▶ [Directive] Copy every line that mentions the word "document".

[Start Material for the task]

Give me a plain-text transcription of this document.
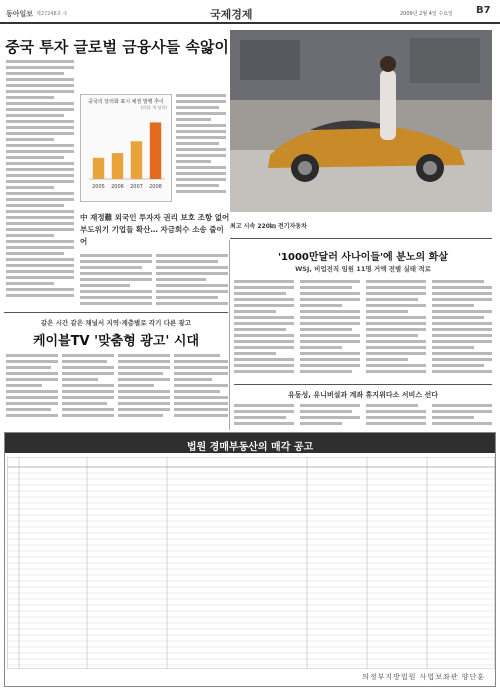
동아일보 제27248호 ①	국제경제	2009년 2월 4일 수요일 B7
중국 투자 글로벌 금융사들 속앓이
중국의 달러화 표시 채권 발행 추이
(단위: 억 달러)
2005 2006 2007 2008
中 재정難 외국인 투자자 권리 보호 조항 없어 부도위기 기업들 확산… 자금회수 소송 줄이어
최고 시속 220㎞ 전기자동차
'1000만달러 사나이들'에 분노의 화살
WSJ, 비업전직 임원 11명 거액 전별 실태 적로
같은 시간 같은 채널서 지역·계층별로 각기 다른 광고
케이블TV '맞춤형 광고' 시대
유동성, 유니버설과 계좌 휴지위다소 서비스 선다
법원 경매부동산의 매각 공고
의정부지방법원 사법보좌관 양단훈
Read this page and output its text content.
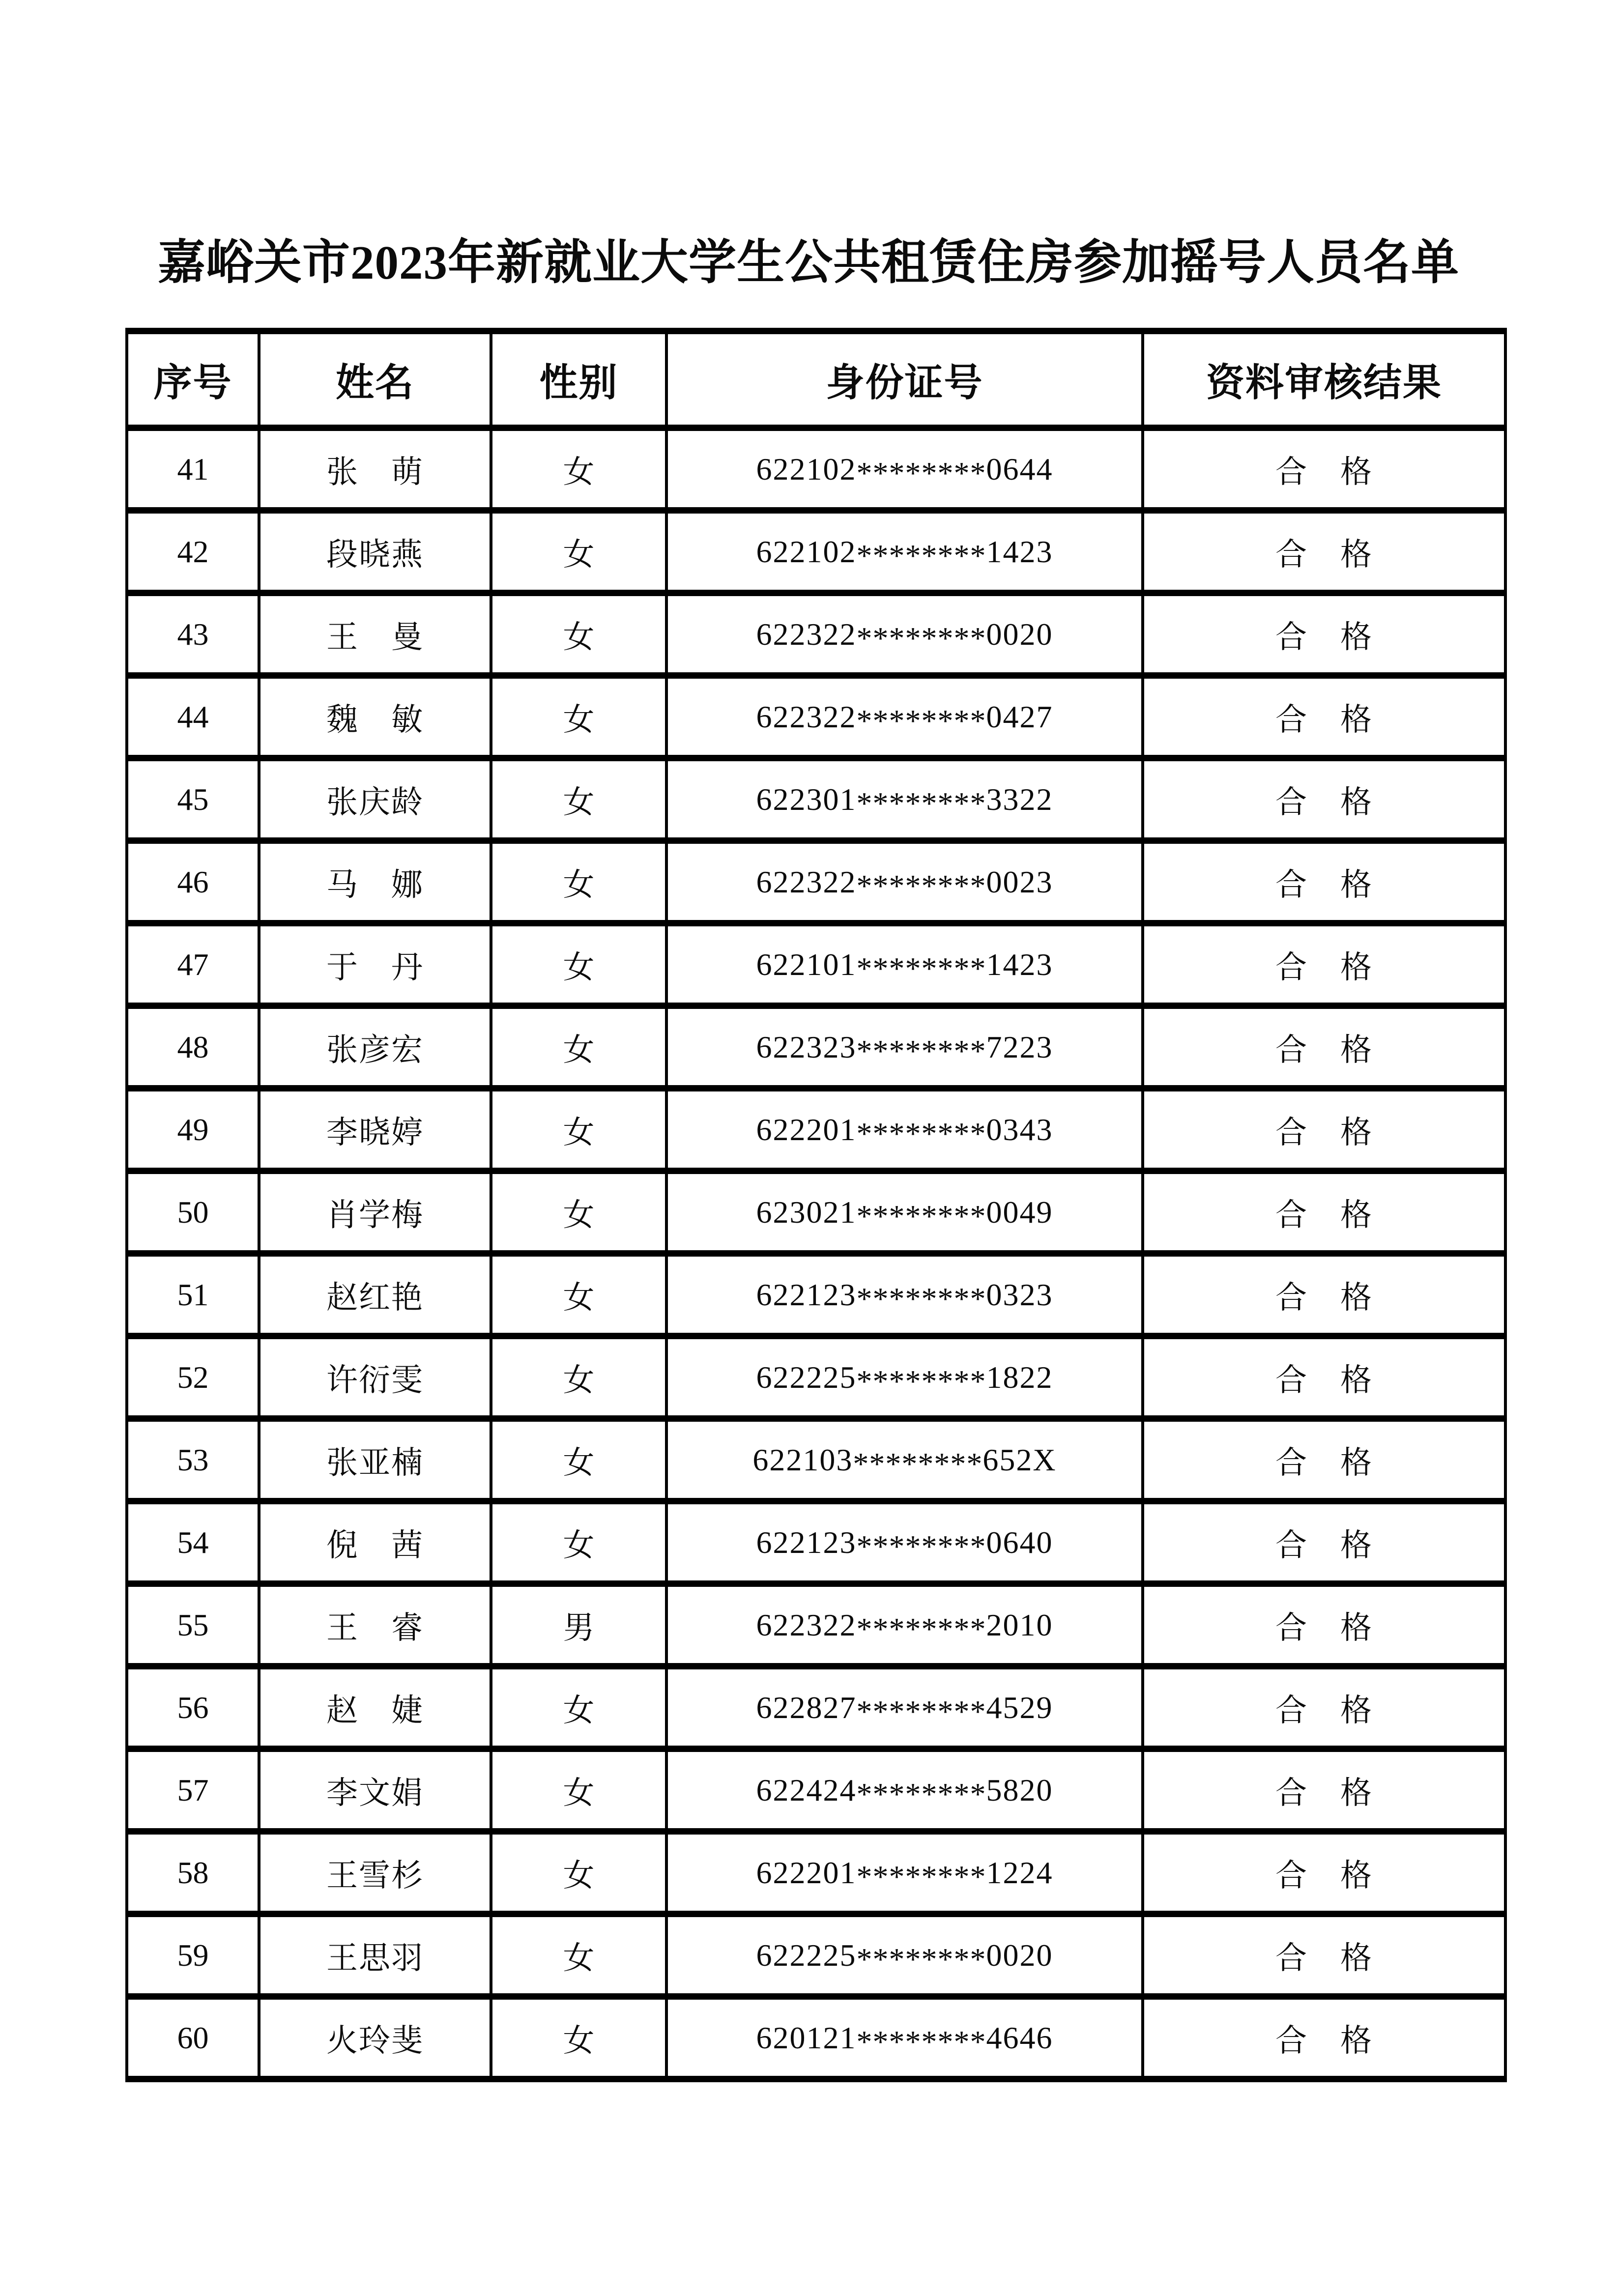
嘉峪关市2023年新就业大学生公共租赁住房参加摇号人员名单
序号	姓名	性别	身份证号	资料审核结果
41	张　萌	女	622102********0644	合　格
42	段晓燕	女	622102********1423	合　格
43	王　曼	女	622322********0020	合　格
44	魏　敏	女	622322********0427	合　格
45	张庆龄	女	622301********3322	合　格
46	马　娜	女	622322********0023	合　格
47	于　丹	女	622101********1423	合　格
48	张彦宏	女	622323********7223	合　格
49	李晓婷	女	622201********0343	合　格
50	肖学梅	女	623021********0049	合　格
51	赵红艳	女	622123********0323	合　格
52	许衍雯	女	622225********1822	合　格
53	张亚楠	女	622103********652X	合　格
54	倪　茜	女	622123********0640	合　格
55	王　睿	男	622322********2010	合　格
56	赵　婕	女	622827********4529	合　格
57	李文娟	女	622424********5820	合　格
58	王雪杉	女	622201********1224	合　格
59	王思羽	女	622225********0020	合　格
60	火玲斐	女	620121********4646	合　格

[End Material for the task]
[Start Material for the task]

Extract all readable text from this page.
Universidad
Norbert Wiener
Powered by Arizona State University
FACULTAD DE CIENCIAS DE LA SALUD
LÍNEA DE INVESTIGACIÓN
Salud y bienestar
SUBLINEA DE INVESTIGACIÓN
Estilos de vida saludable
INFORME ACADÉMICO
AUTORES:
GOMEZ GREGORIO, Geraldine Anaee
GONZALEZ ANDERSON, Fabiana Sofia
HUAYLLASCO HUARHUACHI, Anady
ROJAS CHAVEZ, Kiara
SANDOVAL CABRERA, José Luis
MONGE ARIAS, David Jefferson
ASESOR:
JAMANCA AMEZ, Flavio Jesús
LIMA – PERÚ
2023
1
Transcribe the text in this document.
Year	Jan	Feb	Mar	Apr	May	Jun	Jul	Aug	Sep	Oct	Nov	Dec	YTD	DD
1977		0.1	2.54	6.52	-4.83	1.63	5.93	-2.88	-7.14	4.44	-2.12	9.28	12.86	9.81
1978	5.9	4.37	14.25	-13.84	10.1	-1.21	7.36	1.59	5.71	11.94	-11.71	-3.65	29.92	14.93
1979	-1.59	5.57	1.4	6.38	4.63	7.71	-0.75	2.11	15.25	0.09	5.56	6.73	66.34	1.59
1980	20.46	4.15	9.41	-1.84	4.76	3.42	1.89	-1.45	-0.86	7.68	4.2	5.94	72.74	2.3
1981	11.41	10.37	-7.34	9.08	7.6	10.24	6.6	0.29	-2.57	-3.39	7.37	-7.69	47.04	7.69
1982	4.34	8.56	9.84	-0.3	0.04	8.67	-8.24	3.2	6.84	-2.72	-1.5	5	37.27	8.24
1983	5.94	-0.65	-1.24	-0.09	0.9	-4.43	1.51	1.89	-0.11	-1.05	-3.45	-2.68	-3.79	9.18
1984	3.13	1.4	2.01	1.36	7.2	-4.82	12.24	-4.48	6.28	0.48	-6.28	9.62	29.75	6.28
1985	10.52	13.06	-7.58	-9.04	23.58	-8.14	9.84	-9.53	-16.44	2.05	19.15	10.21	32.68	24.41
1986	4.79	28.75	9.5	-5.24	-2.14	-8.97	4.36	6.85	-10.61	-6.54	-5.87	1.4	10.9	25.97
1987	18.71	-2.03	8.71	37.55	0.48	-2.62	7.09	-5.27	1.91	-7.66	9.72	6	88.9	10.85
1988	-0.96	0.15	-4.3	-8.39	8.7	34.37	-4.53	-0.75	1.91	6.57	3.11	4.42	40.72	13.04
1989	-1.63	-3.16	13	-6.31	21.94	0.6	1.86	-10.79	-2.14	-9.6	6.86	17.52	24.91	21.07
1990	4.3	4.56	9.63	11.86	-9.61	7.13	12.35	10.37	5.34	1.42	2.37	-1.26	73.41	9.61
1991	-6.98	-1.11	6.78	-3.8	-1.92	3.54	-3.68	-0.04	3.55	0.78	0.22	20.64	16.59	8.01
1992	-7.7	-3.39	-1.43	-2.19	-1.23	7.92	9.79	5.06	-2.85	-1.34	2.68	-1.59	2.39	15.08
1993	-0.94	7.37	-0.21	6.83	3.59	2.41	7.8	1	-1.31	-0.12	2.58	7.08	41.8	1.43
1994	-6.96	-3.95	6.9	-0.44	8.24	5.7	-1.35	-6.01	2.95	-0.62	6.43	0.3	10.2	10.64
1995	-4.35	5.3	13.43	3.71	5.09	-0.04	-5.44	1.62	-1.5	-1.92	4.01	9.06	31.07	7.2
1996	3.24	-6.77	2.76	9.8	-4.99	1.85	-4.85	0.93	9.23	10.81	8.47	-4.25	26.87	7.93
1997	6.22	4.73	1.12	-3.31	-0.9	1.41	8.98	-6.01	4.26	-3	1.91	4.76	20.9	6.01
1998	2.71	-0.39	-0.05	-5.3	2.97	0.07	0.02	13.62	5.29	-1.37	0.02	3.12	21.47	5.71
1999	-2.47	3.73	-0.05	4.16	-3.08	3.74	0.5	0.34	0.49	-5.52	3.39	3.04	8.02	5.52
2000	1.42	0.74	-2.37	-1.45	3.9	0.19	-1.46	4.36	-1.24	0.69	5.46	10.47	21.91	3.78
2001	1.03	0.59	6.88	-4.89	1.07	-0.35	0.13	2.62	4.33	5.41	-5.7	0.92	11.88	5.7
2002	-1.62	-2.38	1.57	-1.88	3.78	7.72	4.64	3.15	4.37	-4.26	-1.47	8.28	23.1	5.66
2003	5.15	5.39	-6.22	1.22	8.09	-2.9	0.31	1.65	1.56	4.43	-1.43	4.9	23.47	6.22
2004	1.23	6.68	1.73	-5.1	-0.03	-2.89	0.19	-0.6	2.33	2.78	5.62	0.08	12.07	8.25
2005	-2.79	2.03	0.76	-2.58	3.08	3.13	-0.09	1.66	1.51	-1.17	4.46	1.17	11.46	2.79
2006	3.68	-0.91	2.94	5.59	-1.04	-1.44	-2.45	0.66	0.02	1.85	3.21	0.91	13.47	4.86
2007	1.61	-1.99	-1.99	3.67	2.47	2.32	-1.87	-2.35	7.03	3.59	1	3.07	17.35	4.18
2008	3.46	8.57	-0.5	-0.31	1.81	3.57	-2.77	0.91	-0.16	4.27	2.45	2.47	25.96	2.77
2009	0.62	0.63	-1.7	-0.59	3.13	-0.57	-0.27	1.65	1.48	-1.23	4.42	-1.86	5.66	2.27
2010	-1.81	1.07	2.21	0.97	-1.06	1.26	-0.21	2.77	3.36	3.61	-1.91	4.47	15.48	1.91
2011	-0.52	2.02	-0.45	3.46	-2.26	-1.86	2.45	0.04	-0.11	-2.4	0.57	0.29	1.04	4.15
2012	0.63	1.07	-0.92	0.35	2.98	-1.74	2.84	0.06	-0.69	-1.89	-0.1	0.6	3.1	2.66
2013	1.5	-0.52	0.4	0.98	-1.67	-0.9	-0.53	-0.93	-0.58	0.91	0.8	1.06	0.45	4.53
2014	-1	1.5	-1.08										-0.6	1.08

[End Material for the task]
[Start Material for the task]

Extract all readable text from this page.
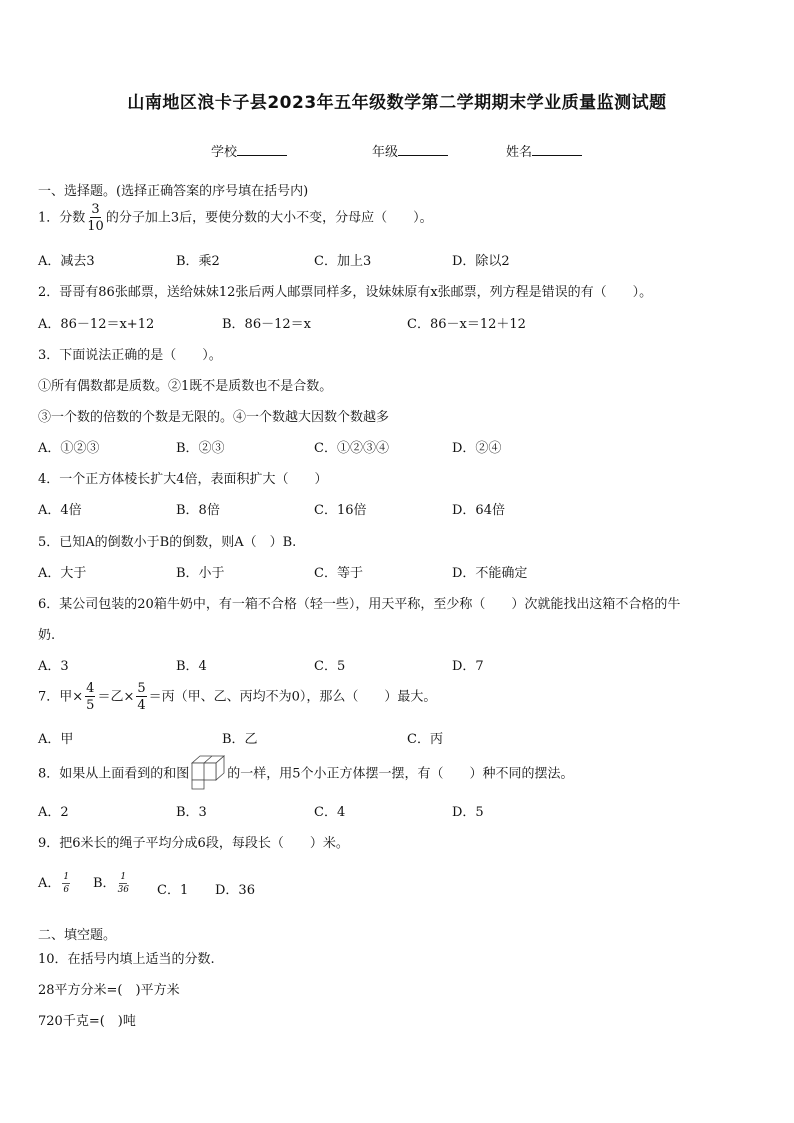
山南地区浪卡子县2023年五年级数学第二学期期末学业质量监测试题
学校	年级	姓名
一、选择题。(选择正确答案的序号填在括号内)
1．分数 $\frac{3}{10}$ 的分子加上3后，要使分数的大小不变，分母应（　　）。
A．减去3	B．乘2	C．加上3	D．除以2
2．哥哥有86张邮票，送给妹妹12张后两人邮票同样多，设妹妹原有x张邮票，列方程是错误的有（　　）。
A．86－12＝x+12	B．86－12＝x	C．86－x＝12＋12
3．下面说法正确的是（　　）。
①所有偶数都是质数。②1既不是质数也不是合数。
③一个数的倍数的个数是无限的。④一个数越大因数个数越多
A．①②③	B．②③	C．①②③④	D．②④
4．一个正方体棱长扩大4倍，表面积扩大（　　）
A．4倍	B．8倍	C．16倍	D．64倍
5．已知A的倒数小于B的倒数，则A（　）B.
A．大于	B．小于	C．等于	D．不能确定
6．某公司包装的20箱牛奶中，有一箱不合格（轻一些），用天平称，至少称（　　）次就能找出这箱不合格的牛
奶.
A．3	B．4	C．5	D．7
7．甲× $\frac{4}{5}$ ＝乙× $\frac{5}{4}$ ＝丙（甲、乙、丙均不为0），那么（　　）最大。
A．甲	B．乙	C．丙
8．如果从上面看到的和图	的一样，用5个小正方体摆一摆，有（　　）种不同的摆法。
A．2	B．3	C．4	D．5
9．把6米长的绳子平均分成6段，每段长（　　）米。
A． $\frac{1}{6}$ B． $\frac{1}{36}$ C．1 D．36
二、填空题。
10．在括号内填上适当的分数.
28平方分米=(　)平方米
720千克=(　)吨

[End Material for the task]

▶ [Response]
Give me a plain-text transcription of this document.
Transcribe the text in this document.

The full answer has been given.